* _THE REQUEST_
Go through the listing and pick out each line with the word "page" in it.
┌──
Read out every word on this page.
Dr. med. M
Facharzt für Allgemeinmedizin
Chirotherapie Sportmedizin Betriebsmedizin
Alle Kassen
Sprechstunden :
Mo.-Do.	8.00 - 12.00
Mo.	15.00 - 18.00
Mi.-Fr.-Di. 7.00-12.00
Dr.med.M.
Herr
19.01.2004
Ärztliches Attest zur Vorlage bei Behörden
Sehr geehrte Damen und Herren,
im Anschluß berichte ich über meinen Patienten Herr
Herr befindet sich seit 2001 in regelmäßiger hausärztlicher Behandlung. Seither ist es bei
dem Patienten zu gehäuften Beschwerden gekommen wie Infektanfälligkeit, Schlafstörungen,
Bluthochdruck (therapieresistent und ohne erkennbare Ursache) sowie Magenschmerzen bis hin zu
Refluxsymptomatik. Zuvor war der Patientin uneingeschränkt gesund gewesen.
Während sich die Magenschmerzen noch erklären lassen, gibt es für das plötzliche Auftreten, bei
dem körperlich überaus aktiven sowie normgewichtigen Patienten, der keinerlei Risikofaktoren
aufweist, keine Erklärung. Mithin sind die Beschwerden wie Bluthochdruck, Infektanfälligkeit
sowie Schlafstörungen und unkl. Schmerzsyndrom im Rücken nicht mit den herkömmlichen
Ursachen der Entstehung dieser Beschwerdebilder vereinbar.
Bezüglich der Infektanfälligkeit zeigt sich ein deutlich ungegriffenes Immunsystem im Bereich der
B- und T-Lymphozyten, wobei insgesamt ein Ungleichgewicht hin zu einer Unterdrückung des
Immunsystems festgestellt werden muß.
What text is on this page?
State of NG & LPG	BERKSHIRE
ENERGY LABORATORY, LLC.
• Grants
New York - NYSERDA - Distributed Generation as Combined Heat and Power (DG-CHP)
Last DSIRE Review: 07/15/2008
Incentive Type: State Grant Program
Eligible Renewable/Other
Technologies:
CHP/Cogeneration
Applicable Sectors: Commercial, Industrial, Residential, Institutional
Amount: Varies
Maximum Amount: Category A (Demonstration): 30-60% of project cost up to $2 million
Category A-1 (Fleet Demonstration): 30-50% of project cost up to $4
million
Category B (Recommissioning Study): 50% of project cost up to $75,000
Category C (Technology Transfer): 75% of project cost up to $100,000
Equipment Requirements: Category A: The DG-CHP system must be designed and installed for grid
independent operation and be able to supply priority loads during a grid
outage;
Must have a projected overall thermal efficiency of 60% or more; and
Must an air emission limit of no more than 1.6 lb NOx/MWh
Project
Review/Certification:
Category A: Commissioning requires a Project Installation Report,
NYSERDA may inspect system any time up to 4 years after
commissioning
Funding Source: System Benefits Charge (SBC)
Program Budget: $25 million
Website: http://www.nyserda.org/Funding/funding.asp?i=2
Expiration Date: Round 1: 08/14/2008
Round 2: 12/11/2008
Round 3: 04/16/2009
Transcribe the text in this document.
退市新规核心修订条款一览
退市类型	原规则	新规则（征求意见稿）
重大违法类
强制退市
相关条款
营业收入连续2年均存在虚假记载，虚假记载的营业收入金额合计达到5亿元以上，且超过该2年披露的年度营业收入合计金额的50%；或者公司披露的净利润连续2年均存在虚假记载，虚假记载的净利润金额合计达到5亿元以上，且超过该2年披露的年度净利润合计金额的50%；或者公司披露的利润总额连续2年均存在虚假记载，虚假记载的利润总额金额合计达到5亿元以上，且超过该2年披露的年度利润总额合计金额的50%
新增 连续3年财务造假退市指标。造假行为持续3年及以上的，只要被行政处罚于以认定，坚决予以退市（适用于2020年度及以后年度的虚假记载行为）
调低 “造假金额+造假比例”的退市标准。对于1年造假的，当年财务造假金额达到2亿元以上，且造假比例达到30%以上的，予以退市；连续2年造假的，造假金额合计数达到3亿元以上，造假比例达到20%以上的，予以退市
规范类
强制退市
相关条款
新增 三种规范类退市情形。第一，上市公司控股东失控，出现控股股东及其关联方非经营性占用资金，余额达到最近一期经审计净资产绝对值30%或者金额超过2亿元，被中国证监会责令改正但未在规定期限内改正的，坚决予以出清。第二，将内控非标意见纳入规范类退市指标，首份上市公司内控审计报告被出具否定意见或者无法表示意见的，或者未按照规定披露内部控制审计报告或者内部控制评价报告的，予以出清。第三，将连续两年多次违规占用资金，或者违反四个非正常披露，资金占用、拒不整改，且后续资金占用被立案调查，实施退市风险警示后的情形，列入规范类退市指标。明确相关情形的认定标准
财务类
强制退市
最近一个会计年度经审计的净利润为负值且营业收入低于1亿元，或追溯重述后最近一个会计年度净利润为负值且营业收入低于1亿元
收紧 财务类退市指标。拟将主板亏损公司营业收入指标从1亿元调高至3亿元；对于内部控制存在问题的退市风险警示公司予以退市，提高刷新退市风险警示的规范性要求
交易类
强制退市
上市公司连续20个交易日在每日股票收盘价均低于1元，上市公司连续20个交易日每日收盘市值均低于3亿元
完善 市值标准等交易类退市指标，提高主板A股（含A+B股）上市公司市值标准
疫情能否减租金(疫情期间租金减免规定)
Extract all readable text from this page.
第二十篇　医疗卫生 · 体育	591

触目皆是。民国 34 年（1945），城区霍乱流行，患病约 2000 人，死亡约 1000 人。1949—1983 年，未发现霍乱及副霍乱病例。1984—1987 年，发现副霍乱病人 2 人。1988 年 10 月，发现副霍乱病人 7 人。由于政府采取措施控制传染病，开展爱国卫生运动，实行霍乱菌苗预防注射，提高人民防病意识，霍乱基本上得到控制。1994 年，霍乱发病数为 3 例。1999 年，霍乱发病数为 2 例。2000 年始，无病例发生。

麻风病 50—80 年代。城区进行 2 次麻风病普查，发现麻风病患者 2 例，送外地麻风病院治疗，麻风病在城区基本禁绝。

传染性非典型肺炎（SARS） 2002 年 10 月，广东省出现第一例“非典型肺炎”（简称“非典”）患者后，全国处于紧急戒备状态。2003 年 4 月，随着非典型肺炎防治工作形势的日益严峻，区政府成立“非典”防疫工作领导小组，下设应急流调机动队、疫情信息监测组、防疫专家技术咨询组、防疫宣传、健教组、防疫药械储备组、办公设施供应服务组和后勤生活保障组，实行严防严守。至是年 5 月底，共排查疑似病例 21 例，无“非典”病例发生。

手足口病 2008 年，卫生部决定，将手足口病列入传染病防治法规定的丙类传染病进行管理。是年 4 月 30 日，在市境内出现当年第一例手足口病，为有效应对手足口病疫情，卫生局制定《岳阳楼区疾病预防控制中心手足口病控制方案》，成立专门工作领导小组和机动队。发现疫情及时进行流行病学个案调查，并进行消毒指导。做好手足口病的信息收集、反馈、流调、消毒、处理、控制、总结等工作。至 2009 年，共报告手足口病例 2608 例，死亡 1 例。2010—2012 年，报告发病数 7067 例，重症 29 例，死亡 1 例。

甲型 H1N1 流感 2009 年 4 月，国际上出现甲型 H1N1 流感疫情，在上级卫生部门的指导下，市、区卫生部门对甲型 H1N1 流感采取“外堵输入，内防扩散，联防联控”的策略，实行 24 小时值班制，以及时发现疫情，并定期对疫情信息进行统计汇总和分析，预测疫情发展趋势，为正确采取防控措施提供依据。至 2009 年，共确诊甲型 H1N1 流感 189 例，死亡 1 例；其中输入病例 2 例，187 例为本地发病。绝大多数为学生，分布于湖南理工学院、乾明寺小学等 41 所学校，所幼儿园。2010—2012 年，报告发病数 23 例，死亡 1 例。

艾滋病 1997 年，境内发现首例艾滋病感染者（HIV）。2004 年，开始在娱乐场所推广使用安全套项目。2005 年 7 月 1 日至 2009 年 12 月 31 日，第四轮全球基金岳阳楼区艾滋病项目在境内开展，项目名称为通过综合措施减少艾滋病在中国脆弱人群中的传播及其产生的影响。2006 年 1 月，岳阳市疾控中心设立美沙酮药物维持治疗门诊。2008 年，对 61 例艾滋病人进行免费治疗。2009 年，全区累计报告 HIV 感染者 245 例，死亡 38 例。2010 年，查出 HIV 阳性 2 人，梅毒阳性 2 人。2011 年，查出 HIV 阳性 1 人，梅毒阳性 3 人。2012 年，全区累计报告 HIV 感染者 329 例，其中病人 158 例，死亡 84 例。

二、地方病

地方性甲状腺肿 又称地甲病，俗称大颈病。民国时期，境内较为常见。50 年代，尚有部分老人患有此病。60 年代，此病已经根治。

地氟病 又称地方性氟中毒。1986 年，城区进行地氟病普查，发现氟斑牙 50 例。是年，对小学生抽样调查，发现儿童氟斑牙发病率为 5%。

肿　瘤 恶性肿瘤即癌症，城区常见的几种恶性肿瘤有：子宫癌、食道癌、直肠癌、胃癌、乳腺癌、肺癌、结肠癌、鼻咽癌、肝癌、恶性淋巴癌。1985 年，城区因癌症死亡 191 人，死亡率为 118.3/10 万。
└──
* _EXERCISE RESULT_
Read out every word on this page.
What text is on this page?
Extract all readable text from this page.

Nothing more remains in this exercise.